Da Buccinasco a Los Angeles. Il “rap” italiano s’innalza a musica d’esportazione grazie a Fedez, quando diventa personaggio assai popolare grazie al programma televisivo “X Factor”. E’ il primo rapper che, uscito così dal web, sfonda tra i pop-melomani più maturi, portando alla ribalta un genere di nicchia i cui estimatori non erano che adolescenti per lo più di periferia, abbondantemente tatuati, trafitti da un esubero di piercing, arrabbiati quanto basta per costituire un ‘fenomeno giovanile’ molesto e preoccupante.
Tutto questo, però, non fa storia. O meglio, non la fa più da un pezzo; da quando il rap è diventato anche nel nostro Paese un prodotto discografico di largo consumo e dai giri d’affari milionari.
Ciò che si discute oggi, invece, è il valore dei testi che caratterizzano i pezzi rap. A fronte di chi li ritiene ossessive sequenze di parole senza senso, sta un’ampia corrente di letterati e accademici inclini ad affermare che alcuni brani dei rapper più quotati siano i contenitori di una vera, pregevole poesia nascente. A questo proposito, sul giornale web Satura lanx, Luca Boschieri esamina in modo approfondito il fenomeno e così ci informa:
“Il Rap è un genere musicale molto banalizzato e stereotipato; i rapper raramente sono definiti dei veri artisti e si crede che ciò che scrivono, nella maggior parte dei casi, siano delle rime senza alcun senso.

OBIETTIVO A: Trasforma in un elenco numerato le righe dei record, dalla riga che contiene "537, 491, 554]" fino a quella che contiene "395, 464, 412]", entrambe incluse, omettendo le righe vuote.

DATI IN INGRESSO:
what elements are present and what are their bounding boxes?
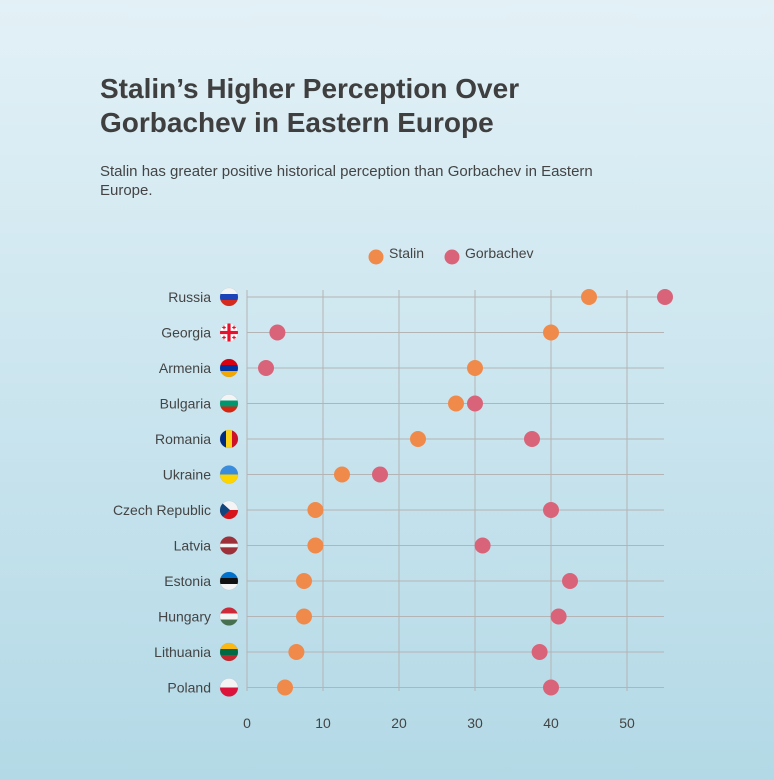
data-point-gorbachev[interactable]	[474, 537, 491, 554]
x-tick-label: 10	[315, 715, 331, 731]
bulgaria-flag-icon	[219, 394, 239, 413]
category-label: Estonia	[164, 573, 211, 589]
data-point-gorbachev[interactable]	[372, 466, 388, 483]
lithuania-flag-icon	[219, 642, 239, 662]
grid	[246, 290, 664, 691]
data-point-gorbachev[interactable]	[524, 431, 540, 447]
data-point-stalin[interactable]	[296, 608, 312, 625]
x-tick-label: 40	[543, 715, 559, 731]
estonia-flag-icon	[219, 571, 239, 591]
x-tick-label: 50	[619, 715, 635, 731]
data-point-stalin[interactable]	[334, 466, 350, 483]
armenia-flag-icon	[219, 358, 239, 378]
latvia-flag-icon	[219, 536, 239, 555]
data-point-stalin[interactable]	[296, 573, 312, 589]
data-point-stalin[interactable]	[581, 289, 597, 305]
x-axis-ticks: 0 10 20 30 40 50	[243, 715, 635, 731]
category-label: Bulgaria	[160, 396, 212, 412]
legend-marker-stalin	[368, 249, 384, 265]
data-point-stalin[interactable]	[307, 502, 324, 518]
data-point-stalin[interactable]	[543, 324, 559, 341]
category-label: Hungary	[158, 609, 211, 625]
data-point-gorbachev[interactable]	[562, 573, 578, 589]
category-label: Lithuania	[154, 644, 211, 660]
data-point-gorbachev[interactable]	[543, 502, 559, 518]
data-point-stalin[interactable]	[288, 644, 305, 660]
category-label: Latvia	[174, 538, 212, 554]
x-tick-label: 20	[391, 715, 407, 731]
data-point-gorbachev[interactable]	[531, 644, 548, 660]
georgia-flag-icon	[219, 323, 239, 342]
data-point-stalin[interactable]	[448, 395, 464, 412]
category-label: Georgia	[161, 325, 211, 341]
russia-flag-icon	[219, 287, 239, 307]
category-label: Armenia	[159, 360, 211, 376]
legend-marker-gorbachev	[444, 249, 460, 265]
data-point-stalin[interactable]	[307, 537, 324, 554]
chart-subtitle: Stalin has greater positive historical p…	[100, 163, 593, 199]
data-points	[258, 289, 673, 696]
legend: Stalin Gorbachev	[368, 245, 533, 265]
romania-flag-icon	[219, 429, 239, 449]
category-label: Poland	[167, 680, 211, 696]
category-label: Romania	[155, 431, 211, 447]
data-point-gorbachev[interactable]	[258, 360, 274, 376]
legend-label-gorbachev: Gorbachev	[465, 245, 533, 261]
x-tick-label: 30	[467, 715, 483, 731]
data-point-gorbachev[interactable]	[543, 679, 559, 696]
hungary-flag-icon	[219, 607, 239, 626]
data-point-stalin[interactable]	[467, 360, 483, 376]
czech-flag-icon	[219, 500, 239, 520]
category-label: Czech Republic	[113, 502, 211, 518]
poland-flag-icon	[219, 678, 239, 697]
ukraine-flag-icon	[219, 465, 239, 484]
category-rows: Russia Georgia Armenia Bulgaria Romania Ukrai…	[113, 287, 239, 697]
data-point-gorbachev[interactable]	[657, 289, 673, 305]
data-point-gorbachev[interactable]	[269, 324, 286, 341]
x-tick-label: 0	[243, 715, 251, 731]
data-point-gorbachev[interactable]	[467, 395, 483, 412]
legend-label-stalin: Stalin	[389, 245, 424, 261]
data-point-stalin[interactable]	[277, 679, 293, 696]
category-label: Ukraine	[163, 467, 211, 483]
data-point-stalin[interactable]	[410, 431, 426, 447]
chart-title: Stalin’s Higher Perception Over Gorbache…	[100, 73, 520, 138]
data-point-gorbachev[interactable]	[550, 608, 567, 625]
category-label: Russia	[168, 289, 211, 305]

OBIETTIVO B: Secondo il testo sul rap italiano, su quale giornale web Luca Boschieri esamina il fenomeno?

RISPOSTA A:
1. data-point-gorbachev[interactable]	[474, 537, 491, 554]
2. x-tick-label: 10	[315, 715, 331, 731]
3. bulgaria-flag-icon	[219, 394, 239, 413]
4. category-label: Estonia	[164, 573, 211, 589]
5. data-point-gorbachev[interactable]	[372, 466, 388, 483]
6. lithuania-flag-icon	[219, 642, 239, 662]
7. grid	[246, 290, 664, 691]
8. data-point-gorbachev[interactable]	[524, 431, 540, 447]
9. data-point-stalin[interactable]	[296, 608, 312, 625]
10. x-tick-label: 40	[543, 715, 559, 731]
11. estonia-flag-icon	[219, 571, 239, 591]
12. x-tick-label: 50	[619, 715, 635, 731]
13. data-point-stalin[interactable]	[334, 466, 350, 483]
14. armenia-flag-icon	[219, 358, 239, 378]
15. latvia-flag-icon	[219, 536, 239, 555]
16. data-point-stalin[interactable]	[296, 573, 312, 589]
17. data-point-stalin[interactable]	[581, 289, 597, 305]
18. x-axis-ticks: 0 10 20 30 40 50	[243, 715, 635, 731]
19. category-label: Bulgaria	[160, 396, 212, 412]
20. legend-marker-stalin	[368, 249, 384, 265]
21. data-point-stalin[interactable]	[307, 502, 324, 518]
22. data-point-stalin[interactable]	[543, 324, 559, 341]
23. category-label: Hungary	[158, 609, 211, 625]
24. data-point-gorbachev[interactable]	[562, 573, 578, 589]
25. category-label: Lithuania	[154, 644, 211, 660]
26. data-point-gorbachev[interactable]	[543, 502, 559, 518]
27. data-point-stalin[interactable]	[288, 644, 305, 660]
28. category-label: Latvia	[174, 538, 212, 554]
29. x-tick-label: 20	[391, 715, 407, 731]
30. data-point-gorbachev[interactable]	[531, 644, 548, 660]
31. georgia-flag-icon	[219, 323, 239, 342]
32. data-point-stalin[interactable]	[448, 395, 464, 412]

RISPOSTA B: Su Satura lanx.